**Task prompt**.
Could you format every line of the records below as a JSON list of strings, one string per line, leaving out any blank lines?

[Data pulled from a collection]
+++
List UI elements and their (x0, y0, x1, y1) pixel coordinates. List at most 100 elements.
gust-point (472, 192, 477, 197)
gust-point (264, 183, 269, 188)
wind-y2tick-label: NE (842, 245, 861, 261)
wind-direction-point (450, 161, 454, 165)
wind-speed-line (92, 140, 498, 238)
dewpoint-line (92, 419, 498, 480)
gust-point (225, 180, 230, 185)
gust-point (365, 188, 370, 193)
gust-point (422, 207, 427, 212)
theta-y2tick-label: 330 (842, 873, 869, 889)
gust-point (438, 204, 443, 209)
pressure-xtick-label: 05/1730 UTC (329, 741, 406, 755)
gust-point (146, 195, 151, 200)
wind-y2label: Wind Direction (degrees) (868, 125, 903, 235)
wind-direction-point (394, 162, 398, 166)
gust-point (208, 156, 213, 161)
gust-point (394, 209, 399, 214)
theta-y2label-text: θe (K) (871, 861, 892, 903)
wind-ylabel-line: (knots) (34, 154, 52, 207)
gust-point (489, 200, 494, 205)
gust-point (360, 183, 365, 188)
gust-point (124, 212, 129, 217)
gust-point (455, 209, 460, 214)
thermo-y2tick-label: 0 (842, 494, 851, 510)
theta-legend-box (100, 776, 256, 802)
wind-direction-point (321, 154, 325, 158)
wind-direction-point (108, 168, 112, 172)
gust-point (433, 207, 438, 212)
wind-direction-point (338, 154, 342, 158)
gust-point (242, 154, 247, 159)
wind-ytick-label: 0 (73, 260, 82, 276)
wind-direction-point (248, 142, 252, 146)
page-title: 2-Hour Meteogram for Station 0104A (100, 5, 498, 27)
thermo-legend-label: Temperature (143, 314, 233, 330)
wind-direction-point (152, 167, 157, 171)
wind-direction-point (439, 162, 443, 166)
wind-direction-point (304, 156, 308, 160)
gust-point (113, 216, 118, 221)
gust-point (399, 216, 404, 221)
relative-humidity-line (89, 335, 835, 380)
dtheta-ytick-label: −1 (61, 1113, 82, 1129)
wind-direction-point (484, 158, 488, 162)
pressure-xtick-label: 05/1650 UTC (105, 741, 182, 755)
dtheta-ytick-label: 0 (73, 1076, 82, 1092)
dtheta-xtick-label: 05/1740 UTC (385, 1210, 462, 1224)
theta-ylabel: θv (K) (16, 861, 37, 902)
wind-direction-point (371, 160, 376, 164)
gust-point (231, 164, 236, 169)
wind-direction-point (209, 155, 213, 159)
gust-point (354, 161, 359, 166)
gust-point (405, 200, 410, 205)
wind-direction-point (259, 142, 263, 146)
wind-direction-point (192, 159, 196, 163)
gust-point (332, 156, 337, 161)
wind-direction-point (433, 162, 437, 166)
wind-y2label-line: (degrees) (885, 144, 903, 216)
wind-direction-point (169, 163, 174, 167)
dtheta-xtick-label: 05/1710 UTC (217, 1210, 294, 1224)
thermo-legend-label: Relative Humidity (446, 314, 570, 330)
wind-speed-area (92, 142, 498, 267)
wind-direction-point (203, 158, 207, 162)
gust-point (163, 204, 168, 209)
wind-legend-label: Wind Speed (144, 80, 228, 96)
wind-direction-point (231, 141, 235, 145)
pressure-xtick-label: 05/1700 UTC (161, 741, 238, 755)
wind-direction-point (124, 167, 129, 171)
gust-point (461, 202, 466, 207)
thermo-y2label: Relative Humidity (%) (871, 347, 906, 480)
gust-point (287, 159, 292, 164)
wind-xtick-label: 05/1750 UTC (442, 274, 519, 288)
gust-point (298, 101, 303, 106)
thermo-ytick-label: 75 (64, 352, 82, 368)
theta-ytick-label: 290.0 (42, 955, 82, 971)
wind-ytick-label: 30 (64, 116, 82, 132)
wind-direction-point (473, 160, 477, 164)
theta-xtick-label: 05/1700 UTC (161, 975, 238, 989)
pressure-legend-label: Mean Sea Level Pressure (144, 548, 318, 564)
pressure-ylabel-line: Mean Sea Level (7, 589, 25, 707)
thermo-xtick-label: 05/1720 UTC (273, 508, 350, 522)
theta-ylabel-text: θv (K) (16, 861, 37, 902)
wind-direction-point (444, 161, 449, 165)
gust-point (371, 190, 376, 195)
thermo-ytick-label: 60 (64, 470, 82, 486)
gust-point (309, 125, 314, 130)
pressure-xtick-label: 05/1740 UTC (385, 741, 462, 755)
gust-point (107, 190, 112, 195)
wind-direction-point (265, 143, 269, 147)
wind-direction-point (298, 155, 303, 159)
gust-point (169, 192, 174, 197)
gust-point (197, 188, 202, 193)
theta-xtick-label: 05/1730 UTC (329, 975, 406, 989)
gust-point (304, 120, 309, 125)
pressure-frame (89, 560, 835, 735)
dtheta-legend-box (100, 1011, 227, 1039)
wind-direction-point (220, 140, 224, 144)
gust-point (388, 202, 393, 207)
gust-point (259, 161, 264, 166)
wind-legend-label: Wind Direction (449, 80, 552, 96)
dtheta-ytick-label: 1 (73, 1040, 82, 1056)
+++
**Reply**.
[
  "List UI elements and their (x0, y0, x1, y1) pixel coordinates. List at most 100 elements.",
  "gust-point (472, 192, 477, 197)",
  "gust-point (264, 183, 269, 188)",
  "wind-y2tick-label: NE (842, 245, 861, 261)",
  "wind-direction-point (450, 161, 454, 165)",
  "wind-speed-line (92, 140, 498, 238)",
  "dewpoint-line (92, 419, 498, 480)",
  "gust-point (225, 180, 230, 185)",
  "gust-point (365, 188, 370, 193)",
  "gust-point (422, 207, 427, 212)",
  "theta-y2tick-label: 330 (842, 873, 869, 889)",
  "gust-point (438, 204, 443, 209)",
  "pressure-xtick-label: 05/1730 UTC (329, 741, 406, 755)",
  "gust-point (146, 195, 151, 200)",
  "wind-y2label: Wind Direction (degrees) (868, 125, 903, 235)",
  "wind-direction-point (394, 162, 398, 166)",
  "gust-point (208, 156, 213, 161)",
  "gust-point (394, 209, 399, 214)",
  "theta-y2label-text: θe (K) (871, 861, 892, 903)",
  "wind-ylabel-line: (knots) (34, 154, 52, 207)",
  "gust-point (489, 200, 494, 205)",
  "gust-point (360, 183, 365, 188)",
  "gust-point (124, 212, 129, 217)",
  "gust-point (455, 209, 460, 214)",
  "thermo-y2tick-label: 0 (842, 494, 851, 510)",
  "theta-legend-box (100, 776, 256, 802)",
  "wind-direction-point (321, 154, 325, 158)",
  "wind-direction-point (108, 168, 112, 172)",
  "gust-point (433, 207, 438, 212)",
  "wind-direction-point (338, 154, 342, 158)",
  "gust-point (242, 154, 247, 159)",
  "wind-ytick-label: 0 (73, 260, 82, 276)",
  "wind-direction-point (248, 142, 252, 146)",
  "page-title: 2-Hour Meteogram for Station 0104A (100, 5, 498, 27)",
  "thermo-legend-label: Temperature (143, 314, 233, 330)",
  "wind-direction-point (152, 167, 157, 171)",
  "wind-direction-point (439, 162, 443, 166)",
  "wind-direction-point (304, 156, 308, 160)",
  "gust-point (113, 216, 118, 221)",
  "gust-point (399, 216, 404, 221)",
  "relative-humidity-line (89, 335, 835, 380)",
  "dtheta-ytick-label: −1 (61, 1113, 82, 1129)",
  "wind-direction-point (484, 158, 488, 162)",
  "pressure-xtick-label: 05/1650 UTC (105, 741, 182, 755)",
  "dtheta-ytick-label: 0 (73, 1076, 82, 1092)",
  "dtheta-xtick-label: 05/1740 UTC (385, 1210, 462, 1224)",
  "theta-ylabel: θv (K) (16, 861, 37, 902)",
  "wind-direction-point (371, 160, 376, 164)",
  "gust-point (231, 164, 236, 169)",
  "wind-direction-point (209, 155, 213, 159)",
  "gust-point (354, 161, 359, 166)",
  "gust-point (405, 200, 410, 205)",
  "wind-direction-point (259, 142, 263, 146)",
  "wind-direction-point (192, 159, 196, 163)",
  "gust-point (332, 156, 337, 161)",
  "wind-direction-point (433, 162, 437, 166)",
  "wind-y2label-line: (degrees) (885, 144, 903, 216)",
  "wind-direction-point (169, 163, 174, 167)",
  "dtheta-xtick-label: 05/1710 UTC (217, 1210, 294, 1224)",
  "thermo-legend-label: Relative Humidity (446, 314, 570, 330)",
  "wind-speed-area (92, 142, 498, 267)",
  "wind-direction-point (203, 158, 207, 162)",
  "gust-point (163, 204, 168, 209)",
  "wind-legend-label: Wind Speed (144, 80, 228, 96)",
  "wind-direction-point (231, 141, 235, 145)",
  "pressure-xtick-label: 05/1700 UTC (161, 741, 238, 755)",
  "wind-direction-point (124, 167, 129, 171)",
  "gust-point (461, 202, 466, 207)",
  "thermo-y2label: Relative Humidity (%) (871, 347, 906, 480)",
  "gust-point (287, 159, 292, 164)",
  "wind-xtick-label: 05/1750 UTC (442, 274, 519, 288)",
  "gust-point (298, 101, 303, 106)",
  "thermo-ytick-label: 75 (64, 352, 82, 368)",
  "theta-ytick-label: 290.0 (42, 955, 82, 971)",
  "wind-ytick-label: 30 (64, 116, 82, 132)",
  "wind-direction-point (473, 160, 477, 164)",
  "theta-xtick-label: 05/1700 UTC (161, 975, 238, 989)",
  "pressure-legend-label: Mean Sea Level Pressure (144, 548, 318, 564)",
  "pressure-ylabel-line: Mean Sea Level (7, 589, 25, 707)",
  "thermo-xtick-label: 05/1720 UTC (273, 508, 350, 522)",
  "theta-ylabel-text: θv (K) (16, 861, 37, 902)",
  "wind-direction-point (444, 161, 449, 165)",
  "gust-point (371, 190, 376, 195)",
  "thermo-ytick-label: 60 (64, 470, 82, 486)",
  "gust-point (309, 125, 314, 130)",
  "pressure-xtick-label: 05/1740 UTC (385, 741, 462, 755)",
  "gust-point (107, 190, 112, 195)",
  "wind-direction-point (265, 143, 269, 147)",
  "wind-direction-point (298, 155, 303, 159)",
  "gust-point (169, 192, 174, 197)",
  "gust-point (197, 188, 202, 193)",
  "theta-xtick-label: 05/1730 UTC (329, 975, 406, 989)",
  "gust-point (304, 120, 309, 125)",
  "pressure-frame (89, 560, 835, 735)",
  "dtheta-legend-box (100, 1011, 227, 1039)",
  "wind-direction-point (220, 140, 224, 144)",
  "gust-point (388, 202, 393, 207)",
  "gust-point (259, 161, 264, 166)",
  "wind-legend-label: Wind Direction (449, 80, 552, 96)",
  "dtheta-ytick-label: 1 (73, 1040, 82, 1056)"
]